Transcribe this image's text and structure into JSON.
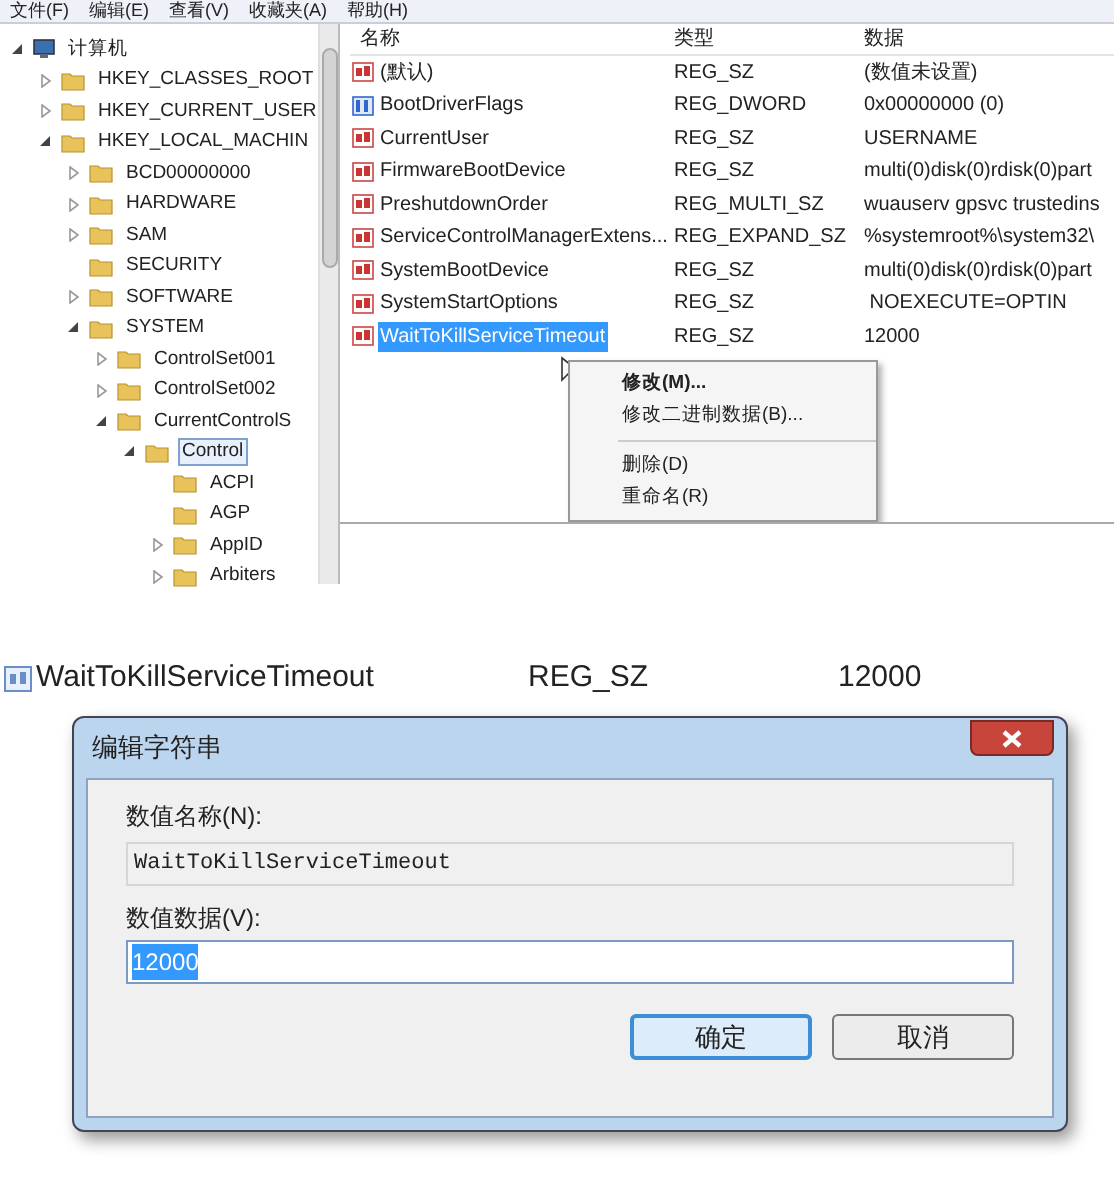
{
  "menu_bar": [
    "文件(F)",
    "编辑(E)",
    "查看(V)",
    "收藏夹(A)",
    "帮助(H)"
  ],
  "tree": [
    {
      "label": "计算机",
      "kind": "computer",
      "expandable": true,
      "expanded": true,
      "selected": false,
      "children": [
        {
          "label": "HKEY_CLASSES_ROOT",
          "kind": "folder",
          "expandable": true,
          "expanded": false,
          "selected": false
        },
        {
          "label": "HKEY_CURRENT_USER",
          "kind": "folder",
          "expandable": true,
          "expanded": false,
          "selected": false
        },
        {
          "label": "HKEY_LOCAL_MACHIN",
          "kind": "folder",
          "expandable": true,
          "expanded": true,
          "selected": false,
          "children": [
            {
              "label": "BCD00000000",
              "kind": "folder",
              "expandable": true,
              "expanded": false,
              "selected": false
            },
            {
              "label": "HARDWARE",
              "kind": "folder",
              "expandable": true,
              "expanded": false,
              "selected": false
            },
            {
              "label": "SAM",
              "kind": "folder",
              "expandable": true,
              "expanded": false,
              "selected": false
            },
            {
              "label": "SECURITY",
              "kind": "folder",
              "expandable": false,
              "selected": false
            },
            {
              "label": "SOFTWARE",
              "kind": "folder",
              "expandable": true,
              "expanded": false,
              "selected": false
            },
            {
              "label": "SYSTEM",
              "kind": "folder",
              "expandable": true,
              "expanded": true,
              "selected": false,
              "children": [
                {
                  "label": "ControlSet001",
                  "kind": "folder",
                  "expandable": true,
                  "expanded": false,
                  "selected": false
                },
                {
                  "label": "ControlSet002",
                  "kind": "folder",
                  "expandable": true,
                  "expanded": false,
                  "selected": false
                },
                {
                  "label": "CurrentControlS",
                  "kind": "folder",
                  "expandable": true,
                  "expanded": true,
                  "selected": false,
                  "children": [
                    {
                      "label": "Control",
                      "kind": "folder",
                      "expandable": true,
                      "expanded": true,
                      "selected": true,
                      "children": [
                        {
                          "label": "ACPI",
                          "kind": "folder",
                          "expandable": false,
                          "selected": false
                        },
                        {
                          "label": "AGP",
                          "kind": "folder",
                          "expandable": false,
                          "selected": false
                        },
                        {
                          "label": "AppID",
                          "kind": "folder",
                          "expandable": true,
                          "expanded": false,
                          "selected": false
                        },
                        {
                          "label": "Arbiters",
                          "kind": "folder",
                          "expandable": true,
                          "expanded": false,
                          "selected": false
                        }
                      ]
                    }
                  ]
                }
              ]
            }
          ]
        }
      ]
    }
  ],
  "columns": [
    "名称",
    "类型",
    "数据"
  ],
  "values": [
    {
      "name": "(默认)",
      "type": "REG_SZ",
      "data": "(数值未设置)",
      "kind": "string",
      "selected": false
    },
    {
      "name": "BootDriverFlags",
      "type": "REG_DWORD",
      "data": "0x00000000 (0)",
      "kind": "binary",
      "selected": false
    },
    {
      "name": "CurrentUser",
      "type": "REG_SZ",
      "data": "USERNAME",
      "kind": "string",
      "selected": false
    },
    {
      "name": "FirmwareBootDevice",
      "type": "REG_SZ",
      "data": "multi(0)disk(0)rdisk(0)part",
      "kind": "string",
      "selected": false
    },
    {
      "name": "PreshutdownOrder",
      "type": "REG_MULTI_SZ",
      "data": "wuauserv gpsvc trustedins",
      "kind": "string",
      "selected": false
    },
    {
      "name": "ServiceControlManagerExtens...",
      "type": "REG_EXPAND_SZ",
      "data": "%systemroot%\\system32\\",
      "kind": "string",
      "selected": false
    },
    {
      "name": "SystemBootDevice",
      "type": "REG_SZ",
      "data": "multi(0)disk(0)rdisk(0)part",
      "kind": "string",
      "selected": false
    },
    {
      "name": "SystemStartOptions",
      "type": "REG_SZ",
      "data": " NOEXECUTE=OPTIN",
      "kind": "string",
      "selected": false
    },
    {
      "name": "WaitToKillServiceTimeout",
      "type": "REG_SZ",
      "data": "12000",
      "kind": "string",
      "selected": true
    }
  ],
  "context_menu": [
    {
      "kind": "item",
      "label": "修改(M)...",
      "default": true
    },
    {
      "kind": "item",
      "label": "修改二进制数据(B)...",
      "default": false
    },
    {
      "kind": "separator"
    },
    {
      "kind": "item",
      "label": "删除(D)",
      "default": false
    },
    {
      "kind": "item",
      "label": "重命名(R)",
      "default": false
    }
  ],
  "zoomed_row": {
    "name": "WaitToKillServiceTimeout",
    "type": "REG_SZ",
    "data": "12000"
  },
  "dialog": {
    "title": "编辑字符串",
    "name_label": "数值名称(N):",
    "name_value": "WaitToKillServiceTimeout",
    "data_label": "数值数据(V):",
    "data_value": "12000",
    "data_selected": true,
    "buttons": [
      {
        "label": "确定",
        "default": true
      },
      {
        "label": "取消",
        "default": false
      }
    ]
  }
}
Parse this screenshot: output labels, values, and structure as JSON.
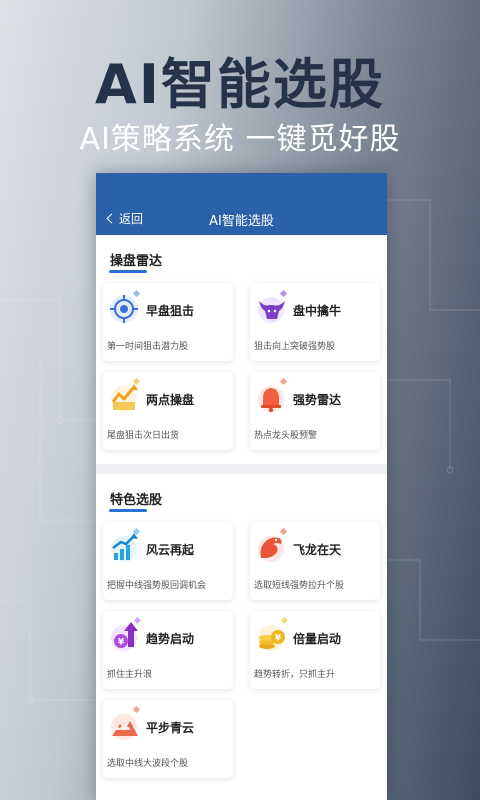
{
  "hero": {
    "title": "AI智能选股",
    "subtitle": "AI策略系统  一键觅好股"
  },
  "app": {
    "back_label": "返回",
    "title": "AI智能选股"
  },
  "sections": [
    {
      "title": "操盘雷达",
      "cards": [
        {
          "title": "早盘狙击",
          "desc": "第一时间狙击潜力股",
          "icon": "target-icon"
        },
        {
          "title": "盘中擒牛",
          "desc": "狙击向上突破强势股",
          "icon": "bull-icon"
        },
        {
          "title": "两点操盘",
          "desc": "尾盘狙击次日出货",
          "icon": "trend-chart-icon"
        },
        {
          "title": "强势雷达",
          "desc": "热点龙头股预警",
          "icon": "bell-icon"
        }
      ]
    },
    {
      "title": "特色选股",
      "cards": [
        {
          "title": "风云再起",
          "desc": "把握中线强势股回调机会",
          "icon": "rising-bars-icon"
        },
        {
          "title": "飞龙在天",
          "desc": "选取短线强势拉升个股",
          "icon": "dragon-icon"
        },
        {
          "title": "趋势启动",
          "desc": "抓住主升浪",
          "icon": "yen-arrow-icon"
        },
        {
          "title": "倍量启动",
          "desc": "趋势转折，只抓主升",
          "icon": "coin-stack-icon"
        },
        {
          "title": "平步青云",
          "desc": "选取中线大波段个股",
          "icon": "mountain-cloud-icon"
        }
      ]
    }
  ],
  "colors": {
    "header_blue": "#2a61a8",
    "accent_blue": "#2a6fd6",
    "hero_title": "#24324a"
  }
}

__________________________________________________

- **THE TASK**:
Gather every line containing the word "this" and copy it.

- **EXERCISE ANSWER**:
Transcribe this image's text and structure into JSON.
Parse this screenshot: output labels, values, and structure as JSON.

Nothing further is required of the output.